Task directions
Leave out the pictures and transcribe everything else exactly.

╭─ Extracted records

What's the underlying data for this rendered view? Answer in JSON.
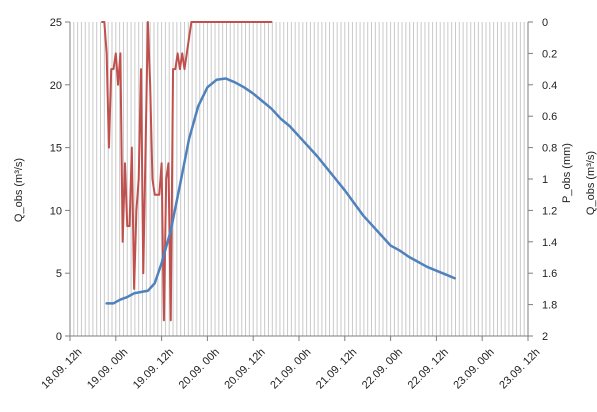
{
  "chart_data": {
    "type": "line",
    "title": "",
    "xlabel": "",
    "ylabel": "Q_obs (m³/s)",
    "ylabel_right_inner": "P_obs (mm)",
    "ylabel_right_outer": "Q_obs (m³/s)",
    "x_axis": {
      "range": [
        "18.09. 12h",
        "23.09. 12h"
      ],
      "ticks": [
        "18.09. 12h",
        "19.09. 00h",
        "19.09. 12h",
        "20.09. 00h",
        "20.09. 12h",
        "21.09. 00h",
        "21.09. 12h",
        "22.09. 00h",
        "22.09. 12h",
        "23.09. 00h",
        "23.09. 12h"
      ],
      "unit": "hours since 18.09. 12h"
    },
    "y_left": {
      "range": [
        0,
        25
      ],
      "ticks": [
        "0",
        "5",
        "10",
        "15",
        "20",
        "25"
      ]
    },
    "y_right": {
      "range": [
        2,
        0
      ],
      "inverted": true,
      "ticks": [
        "0",
        "0.2",
        "0.4",
        "0.6",
        "0.8",
        "1",
        "1.2",
        "1.4",
        "1.6",
        "1.8",
        "2"
      ]
    },
    "grid": {
      "vertical": true,
      "horizontal": false
    },
    "legend": "none",
    "series": [
      {
        "axis": "left",
        "color": "#4f81bd",
        "points": [
          [
            9.6,
            2.6
          ],
          [
            11.4,
            2.6
          ],
          [
            13.2,
            2.9
          ],
          [
            15.0,
            3.1
          ],
          [
            16.8,
            3.4
          ],
          [
            18.6,
            3.5
          ],
          [
            20.4,
            3.6
          ],
          [
            22.2,
            4.2
          ],
          [
            24.0,
            5.8
          ],
          [
            26.4,
            8.4
          ],
          [
            28.8,
            12.0
          ],
          [
            31.2,
            15.7
          ],
          [
            33.6,
            18.3
          ],
          [
            36.0,
            19.8
          ],
          [
            38.4,
            20.4
          ],
          [
            40.8,
            20.5
          ],
          [
            43.2,
            20.2
          ],
          [
            45.6,
            19.8
          ],
          [
            48.0,
            19.3
          ],
          [
            50.4,
            18.7
          ],
          [
            52.8,
            18.1
          ],
          [
            55.2,
            17.3
          ],
          [
            57.6,
            16.7
          ],
          [
            60.0,
            15.9
          ],
          [
            62.4,
            15.1
          ],
          [
            64.8,
            14.3
          ],
          [
            67.2,
            13.4
          ],
          [
            69.6,
            12.5
          ],
          [
            72.0,
            11.6
          ],
          [
            74.4,
            10.6
          ],
          [
            76.8,
            9.6
          ],
          [
            79.2,
            8.8
          ],
          [
            81.6,
            8.0
          ],
          [
            84.0,
            7.2
          ],
          [
            86.4,
            6.8
          ],
          [
            88.8,
            6.3
          ],
          [
            91.2,
            5.9
          ],
          [
            93.6,
            5.5
          ],
          [
            96.0,
            5.2
          ],
          [
            98.4,
            4.9
          ],
          [
            100.8,
            4.6
          ]
        ]
      },
      {
        "axis": "right",
        "color": "#c0504d",
        "points": [
          [
            8.4,
            0.0
          ],
          [
            9.0,
            0.0
          ],
          [
            9.6,
            0.2
          ],
          [
            10.2,
            0.8
          ],
          [
            10.8,
            0.3
          ],
          [
            11.4,
            0.3
          ],
          [
            12.0,
            0.2
          ],
          [
            12.6,
            0.4
          ],
          [
            13.2,
            0.2
          ],
          [
            13.8,
            1.4
          ],
          [
            14.4,
            0.9
          ],
          [
            15.0,
            1.3
          ],
          [
            15.6,
            1.3
          ],
          [
            16.2,
            0.8
          ],
          [
            16.8,
            1.7
          ],
          [
            17.4,
            1.2
          ],
          [
            18.0,
            1.0
          ],
          [
            18.6,
            0.3
          ],
          [
            19.2,
            1.6
          ],
          [
            19.8,
            0.8
          ],
          [
            20.4,
            0.0
          ],
          [
            21.0,
            0.4
          ],
          [
            21.6,
            1.0
          ],
          [
            22.2,
            1.1
          ],
          [
            22.8,
            1.1
          ],
          [
            23.4,
            1.1
          ],
          [
            24.0,
            0.9
          ],
          [
            24.6,
            1.9
          ],
          [
            25.2,
            1.0
          ],
          [
            25.8,
            0.9
          ],
          [
            26.4,
            1.9
          ],
          [
            27.0,
            0.3
          ],
          [
            27.6,
            0.3
          ],
          [
            28.2,
            0.2
          ],
          [
            28.8,
            0.3
          ],
          [
            29.4,
            0.2
          ],
          [
            30.0,
            0.3
          ],
          [
            30.6,
            0.2
          ],
          [
            31.2,
            0.1
          ],
          [
            31.8,
            0.0
          ],
          [
            34.0,
            0.0
          ],
          [
            40.0,
            0.0
          ],
          [
            46.0,
            0.0
          ],
          [
            52.8,
            0.0
          ]
        ]
      }
    ]
  }
}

╰─

Answer
What's the underlying data for this rendered view? Answer in JSON.
{
  "chart_data": {
    "type": "line",
    "title": "",
    "xlabel": "",
    "ylabel": "Q_obs (m³/s)",
    "ylabel_right_inner": "P_obs (mm)",
    "ylabel_right_outer": "Q_obs (m³/s)",
    "x_axis": {
      "range": [
        "18.09. 12h",
        "23.09. 12h"
      ],
      "ticks": [
        "18.09. 12h",
        "19.09. 00h",
        "19.09. 12h",
        "20.09. 00h",
        "20.09. 12h",
        "21.09. 00h",
        "21.09. 12h",
        "22.09. 00h",
        "22.09. 12h",
        "23.09. 00h",
        "23.09. 12h"
      ],
      "unit": "hours since 18.09. 12h"
    },
    "y_left": {
      "range": [
        0,
        25
      ],
      "ticks": [
        "0",
        "5",
        "10",
        "15",
        "20",
        "25"
      ]
    },
    "y_right": {
      "range": [
        2,
        0
      ],
      "inverted": true,
      "ticks": [
        "0",
        "0.2",
        "0.4",
        "0.6",
        "0.8",
        "1",
        "1.2",
        "1.4",
        "1.6",
        "1.8",
        "2"
      ]
    },
    "grid": {
      "vertical": true,
      "horizontal": false
    },
    "legend": "none",
    "series": [
      {
        "axis": "left",
        "color": "#4f81bd",
        "points": [
          [
            9.6,
            2.6
          ],
          [
            11.4,
            2.6
          ],
          [
            13.2,
            2.9
          ],
          [
            15.0,
            3.1
          ],
          [
            16.8,
            3.4
          ],
          [
            18.6,
            3.5
          ],
          [
            20.4,
            3.6
          ],
          [
            22.2,
            4.2
          ],
          [
            24.0,
            5.8
          ],
          [
            26.4,
            8.4
          ],
          [
            28.8,
            12.0
          ],
          [
            31.2,
            15.7
          ],
          [
            33.6,
            18.3
          ],
          [
            36.0,
            19.8
          ],
          [
            38.4,
            20.4
          ],
          [
            40.8,
            20.5
          ],
          [
            43.2,
            20.2
          ],
          [
            45.6,
            19.8
          ],
          [
            48.0,
            19.3
          ],
          [
            50.4,
            18.7
          ],
          [
            52.8,
            18.1
          ],
          [
            55.2,
            17.3
          ],
          [
            57.6,
            16.7
          ],
          [
            60.0,
            15.9
          ],
          [
            62.4,
            15.1
          ],
          [
            64.8,
            14.3
          ],
          [
            67.2,
            13.4
          ],
          [
            69.6,
            12.5
          ],
          [
            72.0,
            11.6
          ],
          [
            74.4,
            10.6
          ],
          [
            76.8,
            9.6
          ],
          [
            79.2,
            8.8
          ],
          [
            81.6,
            8.0
          ],
          [
            84.0,
            7.2
          ],
          [
            86.4,
            6.8
          ],
          [
            88.8,
            6.3
          ],
          [
            91.2,
            5.9
          ],
          [
            93.6,
            5.5
          ],
          [
            96.0,
            5.2
          ],
          [
            98.4,
            4.9
          ],
          [
            100.8,
            4.6
          ]
        ]
      },
      {
        "axis": "right",
        "color": "#c0504d",
        "points": [
          [
            8.4,
            0.0
          ],
          [
            9.0,
            0.0
          ],
          [
            9.6,
            0.2
          ],
          [
            10.2,
            0.8
          ],
          [
            10.8,
            0.3
          ],
          [
            11.4,
            0.3
          ],
          [
            12.0,
            0.2
          ],
          [
            12.6,
            0.4
          ],
          [
            13.2,
            0.2
          ],
          [
            13.8,
            1.4
          ],
          [
            14.4,
            0.9
          ],
          [
            15.0,
            1.3
          ],
          [
            15.6,
            1.3
          ],
          [
            16.2,
            0.8
          ],
          [
            16.8,
            1.7
          ],
          [
            17.4,
            1.2
          ],
          [
            18.0,
            1.0
          ],
          [
            18.6,
            0.3
          ],
          [
            19.2,
            1.6
          ],
          [
            19.8,
            0.8
          ],
          [
            20.4,
            0.0
          ],
          [
            21.0,
            0.4
          ],
          [
            21.6,
            1.0
          ],
          [
            22.2,
            1.1
          ],
          [
            22.8,
            1.1
          ],
          [
            23.4,
            1.1
          ],
          [
            24.0,
            0.9
          ],
          [
            24.6,
            1.9
          ],
          [
            25.2,
            1.0
          ],
          [
            25.8,
            0.9
          ],
          [
            26.4,
            1.9
          ],
          [
            27.0,
            0.3
          ],
          [
            27.6,
            0.3
          ],
          [
            28.2,
            0.2
          ],
          [
            28.8,
            0.3
          ],
          [
            29.4,
            0.2
          ],
          [
            30.0,
            0.3
          ],
          [
            30.6,
            0.2
          ],
          [
            31.2,
            0.1
          ],
          [
            31.8,
            0.0
          ],
          [
            34.0,
            0.0
          ],
          [
            40.0,
            0.0
          ],
          [
            46.0,
            0.0
          ],
          [
            52.8,
            0.0
          ]
        ]
      }
    ]
  }
}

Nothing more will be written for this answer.